[Exercice court 1]
Extrayez sans aucune modification les lignes des enregistrements, de la toute première jusqu'à la ligne contenant « row2-label: Plná adresa », ces deux lignes comprises.

[Extrait du document]
***
Radja Nainggolan: une enfance sans argent, sans père et sans reconnaissance
Il était prédestiné à finir à la rue. Ou pire. Radja Nainggolan a connu la pauvreté, l’abandon, le deuil, mais son travail et son caractère lui ont fait sortir la tête hors de l’eau.
Dans ce "Histoires de Diables", nous revenons sur l'enfance et la formation anversoises d'un joueur qui a mis du temps à se faire un nom, au milieu d'une génération dorée. Formateur, coach et directeur d'école se souviennent...
Naître dans la pauvreté
Anvers, début des années 90. La famille Nainggolan vit dans un petit appartement dans les quartiers pauvres de Linkeroever, à l’ouest de la ville. "Un quartier dans lequel la seule règle est de survivre", résume Marc Noë, un ancien formateur du Beerschot.
Une vie que ne supporte par le père du joueur de l’Inter. Radja n’a que cinq ans quand il voit son paternel, criblé de dettes de jeu, mettre les voiles. Retour au pays, en Indonésie.
Le fiston ne garde que de son père des traits aux caractéristiques asiatiques et une réputation folle en Indonésie. Pour le reste, il a tiré une croix sur la branche paternelle de son arbre généalogique.
Une croix effacée le temps d’une rencontre. En 2013, le père de Radja le recontacte. "Je voulais lui offrir une nouvelle chance", a-t-il avoué au Times. "J’étais en Indonésie et on s’est croisé. Je me suis rendu compte qu’il était juste là pour l’argent. Il n’a pas saisi sa chance. Pour moi c’était fini."
Une maman entre trois jobs
Le joueur sait trop bien ce que le départ de son paternel a causé à sa famille. Sa mère s’est littéralement divisée en trois. Pas entre ses trois enfants, mais bien entre les trois jobs entre lesquels elle jonglait pour nourrir Radja, sa jumelle et son frère. "Il n’était pas simple de grandir dans cette situation. Je vivais à la rue la plupart du temps. Jusqu’à tard le soir."
Pour le même prix et surtout sans le football, son défouloir et son aspiration, Nainggolan aurait certainement choisi le mauvais chemin. Il n’était pas bon en classe, ne faisait attention à rien et enchaînait les conneries.
***
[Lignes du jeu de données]
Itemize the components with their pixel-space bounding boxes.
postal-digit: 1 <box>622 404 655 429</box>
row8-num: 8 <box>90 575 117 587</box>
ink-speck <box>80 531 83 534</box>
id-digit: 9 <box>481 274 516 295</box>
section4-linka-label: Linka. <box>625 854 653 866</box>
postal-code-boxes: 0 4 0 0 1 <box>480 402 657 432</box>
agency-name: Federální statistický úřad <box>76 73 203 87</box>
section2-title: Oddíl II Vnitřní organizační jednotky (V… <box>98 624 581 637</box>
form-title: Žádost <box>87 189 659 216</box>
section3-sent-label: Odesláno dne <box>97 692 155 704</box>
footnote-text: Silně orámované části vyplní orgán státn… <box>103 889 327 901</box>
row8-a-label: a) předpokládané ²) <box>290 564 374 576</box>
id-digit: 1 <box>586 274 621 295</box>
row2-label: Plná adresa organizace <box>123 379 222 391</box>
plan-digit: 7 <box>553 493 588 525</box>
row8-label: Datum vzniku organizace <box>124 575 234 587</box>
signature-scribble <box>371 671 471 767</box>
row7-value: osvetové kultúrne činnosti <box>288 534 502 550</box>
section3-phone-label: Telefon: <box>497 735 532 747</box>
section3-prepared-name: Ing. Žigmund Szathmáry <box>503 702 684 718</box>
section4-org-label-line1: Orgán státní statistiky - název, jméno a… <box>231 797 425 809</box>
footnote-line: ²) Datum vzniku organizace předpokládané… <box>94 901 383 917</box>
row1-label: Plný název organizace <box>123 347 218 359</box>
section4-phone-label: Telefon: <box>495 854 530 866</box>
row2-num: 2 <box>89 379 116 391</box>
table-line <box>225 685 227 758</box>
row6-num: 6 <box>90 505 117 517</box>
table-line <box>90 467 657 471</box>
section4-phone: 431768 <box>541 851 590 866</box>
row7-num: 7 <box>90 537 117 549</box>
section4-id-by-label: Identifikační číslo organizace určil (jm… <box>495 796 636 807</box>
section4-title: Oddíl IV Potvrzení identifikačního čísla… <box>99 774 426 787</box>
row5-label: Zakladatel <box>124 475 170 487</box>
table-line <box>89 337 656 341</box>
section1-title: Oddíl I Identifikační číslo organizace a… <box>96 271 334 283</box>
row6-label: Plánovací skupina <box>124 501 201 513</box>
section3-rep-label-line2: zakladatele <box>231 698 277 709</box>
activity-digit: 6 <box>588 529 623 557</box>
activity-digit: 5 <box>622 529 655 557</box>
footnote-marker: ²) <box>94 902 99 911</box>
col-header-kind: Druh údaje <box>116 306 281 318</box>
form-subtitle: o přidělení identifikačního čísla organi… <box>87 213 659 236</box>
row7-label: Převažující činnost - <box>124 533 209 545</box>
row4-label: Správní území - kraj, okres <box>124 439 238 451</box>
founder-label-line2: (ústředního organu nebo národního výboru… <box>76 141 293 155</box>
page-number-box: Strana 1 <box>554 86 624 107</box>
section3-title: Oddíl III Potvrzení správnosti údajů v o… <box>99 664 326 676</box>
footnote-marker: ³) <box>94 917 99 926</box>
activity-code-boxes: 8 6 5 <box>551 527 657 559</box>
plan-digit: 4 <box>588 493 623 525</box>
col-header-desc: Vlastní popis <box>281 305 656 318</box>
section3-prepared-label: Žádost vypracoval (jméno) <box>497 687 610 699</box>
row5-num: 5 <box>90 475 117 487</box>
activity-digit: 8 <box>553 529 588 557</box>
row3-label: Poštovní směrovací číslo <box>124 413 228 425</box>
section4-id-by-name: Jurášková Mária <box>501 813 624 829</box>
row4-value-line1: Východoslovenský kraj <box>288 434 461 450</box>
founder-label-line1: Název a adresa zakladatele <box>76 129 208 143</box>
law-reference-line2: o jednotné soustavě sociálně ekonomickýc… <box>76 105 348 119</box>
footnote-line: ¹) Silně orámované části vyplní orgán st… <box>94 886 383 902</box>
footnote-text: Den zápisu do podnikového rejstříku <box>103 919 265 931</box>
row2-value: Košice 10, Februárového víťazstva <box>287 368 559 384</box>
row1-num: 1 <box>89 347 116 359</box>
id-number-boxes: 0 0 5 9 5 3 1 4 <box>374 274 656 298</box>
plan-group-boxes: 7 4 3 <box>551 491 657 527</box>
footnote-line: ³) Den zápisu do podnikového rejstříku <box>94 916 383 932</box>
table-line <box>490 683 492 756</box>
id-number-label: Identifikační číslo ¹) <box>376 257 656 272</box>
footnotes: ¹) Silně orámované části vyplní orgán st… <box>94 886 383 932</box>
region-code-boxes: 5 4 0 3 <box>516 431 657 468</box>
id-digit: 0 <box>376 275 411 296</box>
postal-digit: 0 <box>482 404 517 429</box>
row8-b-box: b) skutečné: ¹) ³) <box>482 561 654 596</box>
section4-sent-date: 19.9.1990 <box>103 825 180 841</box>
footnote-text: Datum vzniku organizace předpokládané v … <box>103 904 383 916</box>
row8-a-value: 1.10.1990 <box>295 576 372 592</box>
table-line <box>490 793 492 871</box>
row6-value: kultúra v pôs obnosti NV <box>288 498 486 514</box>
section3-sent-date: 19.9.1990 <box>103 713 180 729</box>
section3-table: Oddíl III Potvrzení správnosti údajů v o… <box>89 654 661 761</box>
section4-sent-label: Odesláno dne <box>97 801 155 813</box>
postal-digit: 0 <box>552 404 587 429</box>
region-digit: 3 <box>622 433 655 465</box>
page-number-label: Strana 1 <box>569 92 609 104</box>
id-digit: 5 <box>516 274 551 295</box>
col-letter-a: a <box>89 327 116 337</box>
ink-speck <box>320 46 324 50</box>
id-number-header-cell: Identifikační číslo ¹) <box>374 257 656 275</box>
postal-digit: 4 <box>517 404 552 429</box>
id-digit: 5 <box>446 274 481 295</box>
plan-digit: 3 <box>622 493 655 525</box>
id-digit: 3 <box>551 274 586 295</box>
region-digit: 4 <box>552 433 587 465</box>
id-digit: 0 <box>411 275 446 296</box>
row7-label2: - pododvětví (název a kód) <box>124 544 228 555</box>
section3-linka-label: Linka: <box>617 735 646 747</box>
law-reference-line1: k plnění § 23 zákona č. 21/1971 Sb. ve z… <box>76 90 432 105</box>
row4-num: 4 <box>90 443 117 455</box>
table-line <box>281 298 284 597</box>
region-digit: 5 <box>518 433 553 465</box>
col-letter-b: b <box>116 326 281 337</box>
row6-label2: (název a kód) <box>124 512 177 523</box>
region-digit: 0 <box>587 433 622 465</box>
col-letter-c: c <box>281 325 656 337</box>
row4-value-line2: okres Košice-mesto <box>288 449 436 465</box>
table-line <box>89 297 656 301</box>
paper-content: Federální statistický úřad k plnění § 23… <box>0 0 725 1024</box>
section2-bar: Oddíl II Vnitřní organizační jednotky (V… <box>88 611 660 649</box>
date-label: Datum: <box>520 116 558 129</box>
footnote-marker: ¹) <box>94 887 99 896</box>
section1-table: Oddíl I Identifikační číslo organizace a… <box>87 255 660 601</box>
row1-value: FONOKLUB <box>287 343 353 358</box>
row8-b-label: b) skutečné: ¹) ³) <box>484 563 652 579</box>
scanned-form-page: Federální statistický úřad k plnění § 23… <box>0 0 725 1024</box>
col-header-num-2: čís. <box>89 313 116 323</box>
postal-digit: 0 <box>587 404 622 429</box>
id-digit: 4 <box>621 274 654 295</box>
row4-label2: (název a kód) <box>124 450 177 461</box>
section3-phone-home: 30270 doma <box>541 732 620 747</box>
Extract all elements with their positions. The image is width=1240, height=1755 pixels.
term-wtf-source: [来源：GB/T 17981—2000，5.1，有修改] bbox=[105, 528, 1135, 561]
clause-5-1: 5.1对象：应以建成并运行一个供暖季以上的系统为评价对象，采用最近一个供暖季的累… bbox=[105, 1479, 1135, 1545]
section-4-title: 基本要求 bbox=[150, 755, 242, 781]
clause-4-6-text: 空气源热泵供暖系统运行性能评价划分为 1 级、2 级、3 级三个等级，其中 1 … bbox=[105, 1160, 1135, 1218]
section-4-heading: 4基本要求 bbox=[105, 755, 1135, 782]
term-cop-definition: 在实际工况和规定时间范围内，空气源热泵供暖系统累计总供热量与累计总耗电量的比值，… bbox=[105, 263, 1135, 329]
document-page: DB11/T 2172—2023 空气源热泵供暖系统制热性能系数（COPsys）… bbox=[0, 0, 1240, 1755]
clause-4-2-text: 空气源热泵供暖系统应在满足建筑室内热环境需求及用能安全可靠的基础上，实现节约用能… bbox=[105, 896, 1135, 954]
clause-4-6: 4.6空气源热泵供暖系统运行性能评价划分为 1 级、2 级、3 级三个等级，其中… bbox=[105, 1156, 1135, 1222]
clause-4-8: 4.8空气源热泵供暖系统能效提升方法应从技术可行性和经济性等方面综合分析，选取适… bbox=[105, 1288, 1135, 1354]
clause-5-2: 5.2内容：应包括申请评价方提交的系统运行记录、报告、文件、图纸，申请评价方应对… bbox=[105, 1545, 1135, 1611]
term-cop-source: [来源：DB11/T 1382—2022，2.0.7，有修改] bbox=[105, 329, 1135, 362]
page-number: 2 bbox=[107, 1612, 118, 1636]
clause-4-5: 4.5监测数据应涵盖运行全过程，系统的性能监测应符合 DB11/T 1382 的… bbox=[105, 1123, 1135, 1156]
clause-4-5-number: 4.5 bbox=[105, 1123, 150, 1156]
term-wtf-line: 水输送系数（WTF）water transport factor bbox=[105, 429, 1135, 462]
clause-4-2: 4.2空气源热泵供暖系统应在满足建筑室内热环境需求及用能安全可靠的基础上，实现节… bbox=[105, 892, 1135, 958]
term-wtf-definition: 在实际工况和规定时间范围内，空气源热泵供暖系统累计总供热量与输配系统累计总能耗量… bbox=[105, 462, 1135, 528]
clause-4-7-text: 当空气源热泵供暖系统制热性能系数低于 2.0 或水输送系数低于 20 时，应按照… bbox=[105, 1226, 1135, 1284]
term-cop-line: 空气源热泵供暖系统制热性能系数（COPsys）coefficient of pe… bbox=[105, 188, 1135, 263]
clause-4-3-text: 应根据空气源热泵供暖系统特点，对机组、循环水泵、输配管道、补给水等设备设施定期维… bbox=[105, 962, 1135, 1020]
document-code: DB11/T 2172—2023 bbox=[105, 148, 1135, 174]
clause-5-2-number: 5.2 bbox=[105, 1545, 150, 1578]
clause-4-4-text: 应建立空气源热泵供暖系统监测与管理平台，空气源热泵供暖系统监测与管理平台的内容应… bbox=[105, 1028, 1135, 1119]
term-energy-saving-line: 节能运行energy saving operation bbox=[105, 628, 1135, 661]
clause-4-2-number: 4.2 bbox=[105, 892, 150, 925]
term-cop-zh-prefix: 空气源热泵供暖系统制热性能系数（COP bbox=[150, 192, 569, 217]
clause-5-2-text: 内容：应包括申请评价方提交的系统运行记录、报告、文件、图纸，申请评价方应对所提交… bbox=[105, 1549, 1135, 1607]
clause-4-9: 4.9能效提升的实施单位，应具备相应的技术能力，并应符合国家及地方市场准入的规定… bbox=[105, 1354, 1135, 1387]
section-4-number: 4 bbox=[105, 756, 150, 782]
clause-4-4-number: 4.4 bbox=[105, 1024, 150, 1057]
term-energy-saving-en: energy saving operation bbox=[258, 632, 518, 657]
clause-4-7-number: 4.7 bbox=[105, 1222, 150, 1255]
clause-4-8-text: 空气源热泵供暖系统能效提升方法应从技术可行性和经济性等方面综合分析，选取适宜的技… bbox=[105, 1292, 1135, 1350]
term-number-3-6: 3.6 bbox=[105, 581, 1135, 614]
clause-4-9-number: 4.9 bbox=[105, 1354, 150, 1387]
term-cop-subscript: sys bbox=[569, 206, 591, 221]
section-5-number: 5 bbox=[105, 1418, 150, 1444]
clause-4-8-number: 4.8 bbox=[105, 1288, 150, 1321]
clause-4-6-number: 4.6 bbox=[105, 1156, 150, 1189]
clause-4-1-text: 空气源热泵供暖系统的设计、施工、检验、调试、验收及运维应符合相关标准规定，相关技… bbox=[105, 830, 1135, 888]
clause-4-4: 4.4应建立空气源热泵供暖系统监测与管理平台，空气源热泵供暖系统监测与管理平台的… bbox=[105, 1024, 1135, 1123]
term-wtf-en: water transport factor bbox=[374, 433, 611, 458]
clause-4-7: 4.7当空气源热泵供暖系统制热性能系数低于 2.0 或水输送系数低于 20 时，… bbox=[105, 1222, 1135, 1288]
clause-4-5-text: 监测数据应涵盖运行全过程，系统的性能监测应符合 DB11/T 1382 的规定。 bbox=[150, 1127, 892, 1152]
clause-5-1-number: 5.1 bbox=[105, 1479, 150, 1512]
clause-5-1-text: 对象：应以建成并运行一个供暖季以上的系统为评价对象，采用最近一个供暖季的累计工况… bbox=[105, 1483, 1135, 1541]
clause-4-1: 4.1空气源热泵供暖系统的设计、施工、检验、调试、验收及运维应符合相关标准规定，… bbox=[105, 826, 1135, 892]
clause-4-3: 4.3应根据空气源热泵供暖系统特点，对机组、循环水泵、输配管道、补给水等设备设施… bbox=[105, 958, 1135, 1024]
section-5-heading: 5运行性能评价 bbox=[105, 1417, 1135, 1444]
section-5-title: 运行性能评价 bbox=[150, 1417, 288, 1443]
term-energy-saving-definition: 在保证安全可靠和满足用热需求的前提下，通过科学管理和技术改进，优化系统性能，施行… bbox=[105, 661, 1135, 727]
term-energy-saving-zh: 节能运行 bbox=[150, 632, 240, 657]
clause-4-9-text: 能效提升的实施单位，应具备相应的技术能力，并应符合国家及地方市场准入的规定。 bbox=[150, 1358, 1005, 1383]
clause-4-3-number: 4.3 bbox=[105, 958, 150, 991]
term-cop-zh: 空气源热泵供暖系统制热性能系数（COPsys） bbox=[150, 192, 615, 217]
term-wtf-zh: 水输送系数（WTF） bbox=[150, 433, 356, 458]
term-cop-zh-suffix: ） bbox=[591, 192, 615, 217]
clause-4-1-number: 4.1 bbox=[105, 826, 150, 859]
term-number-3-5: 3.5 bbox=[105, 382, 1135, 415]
***
[Exercice court 2]
D'après l'extrait sur l'enfance de Radja Nainggolan, quel âge avait-il lorsque son père est parti ?

[Réponse 1]
Itemize the components with their pixel-space bounding boxes.
postal-digit: 1 <box>622 404 655 429</box>
row8-num: 8 <box>90 575 117 587</box>
ink-speck <box>80 531 83 534</box>
id-digit: 9 <box>481 274 516 295</box>
section4-linka-label: Linka. <box>625 854 653 866</box>
postal-code-boxes: 0 4 0 0 1 <box>480 402 657 432</box>
agency-name: Federální statistický úřad <box>76 73 203 87</box>
section2-title: Oddíl II Vnitřní organizační jednotky (V… <box>98 624 581 637</box>
form-title: Žádost <box>87 189 659 216</box>
section3-sent-label: Odesláno dne <box>97 692 155 704</box>
footnote-text: Silně orámované části vyplní orgán státn… <box>103 889 327 901</box>
row8-a-label: a) předpokládané ²) <box>290 564 374 576</box>
id-digit: 1 <box>586 274 621 295</box>
row2-label: Plná adresa organizace <box>123 379 222 391</box>

[Réponse 2]
Il avait cinq ans.